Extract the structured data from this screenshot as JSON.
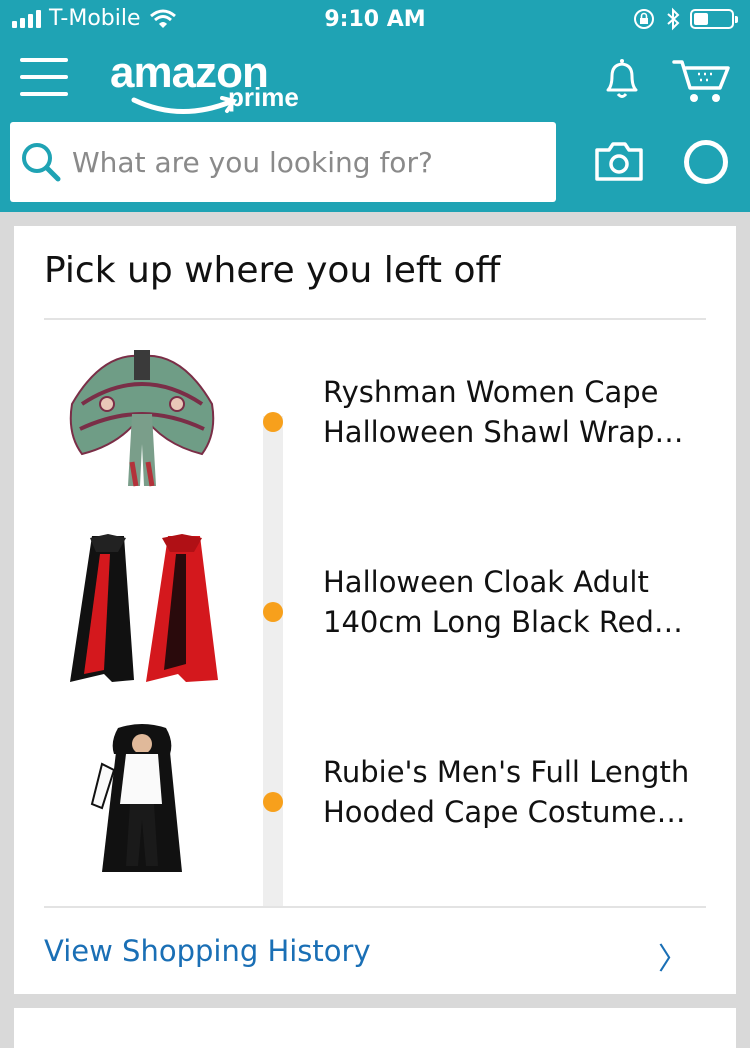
{
  "status_bar": {
    "carrier": "T-Mobile",
    "time": "9:10 AM"
  },
  "header": {
    "logo_text": "amazon",
    "logo_subtext": "prime",
    "search_placeholder": "What are you looking for?"
  },
  "recent_card": {
    "title": "Pick up where you left off",
    "items": [
      {
        "title_line1": "Ryshman Women Cape",
        "title_line2": "Halloween Shawl Wrap…",
        "icon": "butterfly-cape"
      },
      {
        "title_line1": "Halloween Cloak Adult",
        "title_line2": "140cm Long Black Red…",
        "icon": "red-black-cloaks"
      },
      {
        "title_line1": "Rubie's Men's Full Length",
        "title_line2": "Hooded Cape Costume…",
        "icon": "hooded-cape-man"
      }
    ],
    "history_link": "View Shopping History",
    "history_chevron": "〉"
  },
  "colors": {
    "header": "#1fa3b4",
    "timeline_dot": "#f7a01c",
    "link": "#1a6fb5"
  }
}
######
→ Your objective: Pull out each line holding the string "icon".

→ Task output:
        "icon": "butterfly-cape"
        "icon": "red-black-cloaks"
        "icon": "hooded-cape-man"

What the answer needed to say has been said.